→ Instructions to follow
Copy out the records precisely, omitting pictures.

→ Data excerpts
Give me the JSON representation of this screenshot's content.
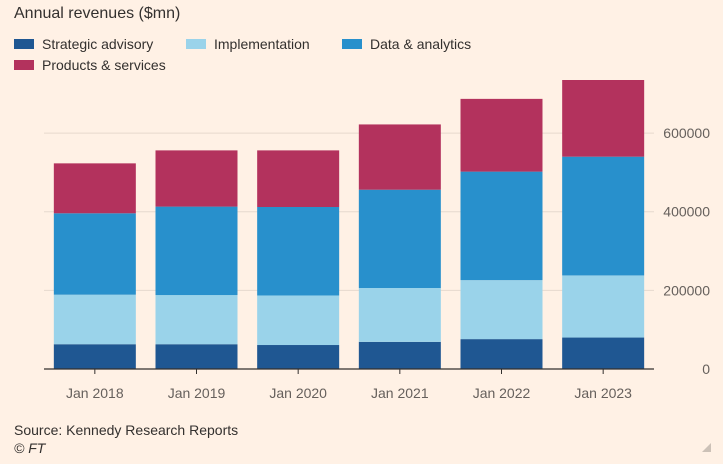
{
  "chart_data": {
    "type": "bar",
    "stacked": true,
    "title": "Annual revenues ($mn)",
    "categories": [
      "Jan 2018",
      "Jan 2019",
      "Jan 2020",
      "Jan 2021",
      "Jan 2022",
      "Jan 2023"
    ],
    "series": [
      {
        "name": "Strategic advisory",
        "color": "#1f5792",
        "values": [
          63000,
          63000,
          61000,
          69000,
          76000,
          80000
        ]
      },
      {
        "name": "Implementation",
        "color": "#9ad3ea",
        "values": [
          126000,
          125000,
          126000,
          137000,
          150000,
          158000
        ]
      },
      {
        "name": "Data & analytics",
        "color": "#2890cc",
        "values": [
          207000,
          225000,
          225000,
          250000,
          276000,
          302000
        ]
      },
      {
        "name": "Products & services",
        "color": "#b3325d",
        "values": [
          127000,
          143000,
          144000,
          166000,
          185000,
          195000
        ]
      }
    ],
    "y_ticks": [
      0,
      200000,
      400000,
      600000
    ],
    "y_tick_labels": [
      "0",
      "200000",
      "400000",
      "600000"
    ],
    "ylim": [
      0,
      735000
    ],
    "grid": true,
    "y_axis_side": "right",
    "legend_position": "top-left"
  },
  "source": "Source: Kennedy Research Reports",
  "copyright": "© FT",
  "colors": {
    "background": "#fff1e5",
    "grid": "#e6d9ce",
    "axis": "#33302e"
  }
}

→ Solution to the exercise
Give me the JSON representation of this screenshot's content.
{
  "chart_data": {
    "type": "bar",
    "stacked": true,
    "title": "Annual revenues ($mn)",
    "categories": [
      "Jan 2018",
      "Jan 2019",
      "Jan 2020",
      "Jan 2021",
      "Jan 2022",
      "Jan 2023"
    ],
    "series": [
      {
        "name": "Strategic advisory",
        "color": "#1f5792",
        "values": [
          63000,
          63000,
          61000,
          69000,
          76000,
          80000
        ]
      },
      {
        "name": "Implementation",
        "color": "#9ad3ea",
        "values": [
          126000,
          125000,
          126000,
          137000,
          150000,
          158000
        ]
      },
      {
        "name": "Data & analytics",
        "color": "#2890cc",
        "values": [
          207000,
          225000,
          225000,
          250000,
          276000,
          302000
        ]
      },
      {
        "name": "Products & services",
        "color": "#b3325d",
        "values": [
          127000,
          143000,
          144000,
          166000,
          185000,
          195000
        ]
      }
    ],
    "y_ticks": [
      0,
      200000,
      400000,
      600000
    ],
    "y_tick_labels": [
      "0",
      "200000",
      "400000",
      "600000"
    ],
    "ylim": [
      0,
      735000
    ],
    "grid": true,
    "y_axis_side": "right",
    "legend_position": "top-left"
  },
  "source": "Source: Kennedy Research Reports",
  "copyright": "© FT",
  "colors": {
    "background": "#fff1e5",
    "grid": "#e6d9ce",
    "axis": "#33302e"
  }
}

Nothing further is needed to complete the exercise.